A single number is the answer here: how many lines of the entries contain "AZƏRBAYCAN"?

— begin —

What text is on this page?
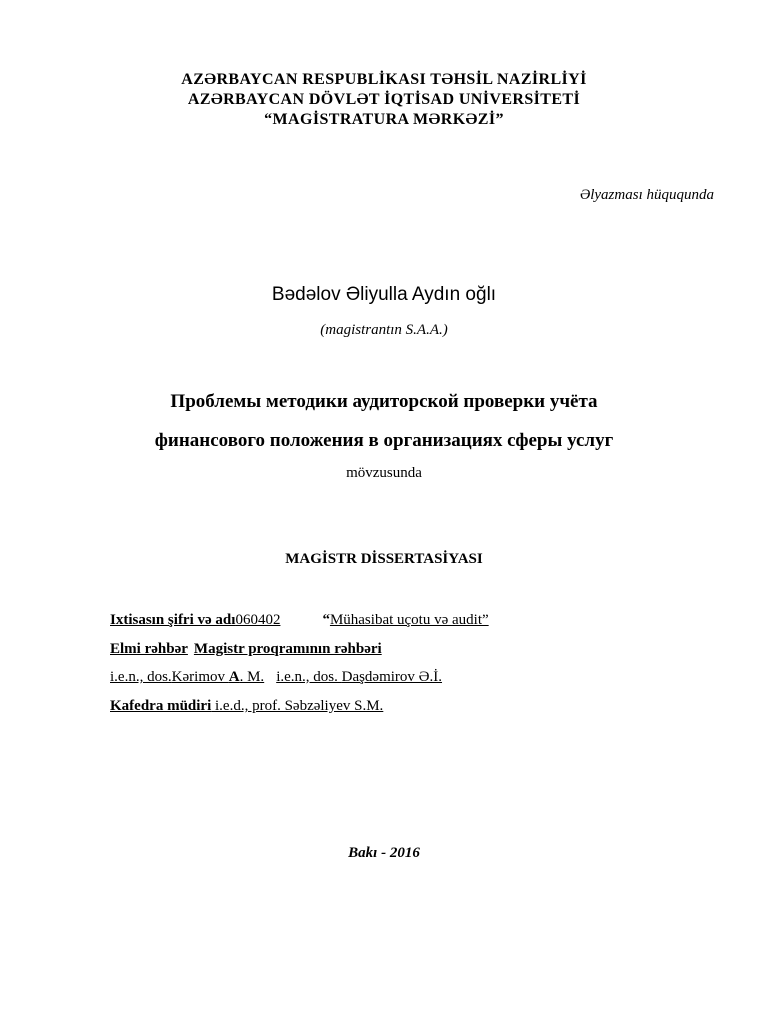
AZƏRBAYCAN RESPUBLİKASI TƏHSİL NAZİRLİYİ
AZƏRBAYCAN DÖVLƏT İQTİSAD UNİVERSİTETİ
“MAGİSTRATURA MƏRKƏZİ”
Əlyazması hüququnda
Bədəlov Əliyulla Aydın oğlı
(magistrantın S.A.A.)
Проблемы методики аудиторской проверки учёта
финансового положения в организациях сферы услуг
mövzusunda
MAGİSTR DİSSERTASİYASI
Ixtisasın şifri və adı060402	“Mühasibat uçotu və audit”
Elmi rəhbər Magistr proqramının rəhbəri
i.e.n., dos.Kərimov A. M. i.e.n., dos. Daşdəmirov Ə.İ.
Kafedra müdiri i.e.d., prof. Səbzəliyev S.M.
Bakı - 2016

— end —

- **FULL ANSWER**
2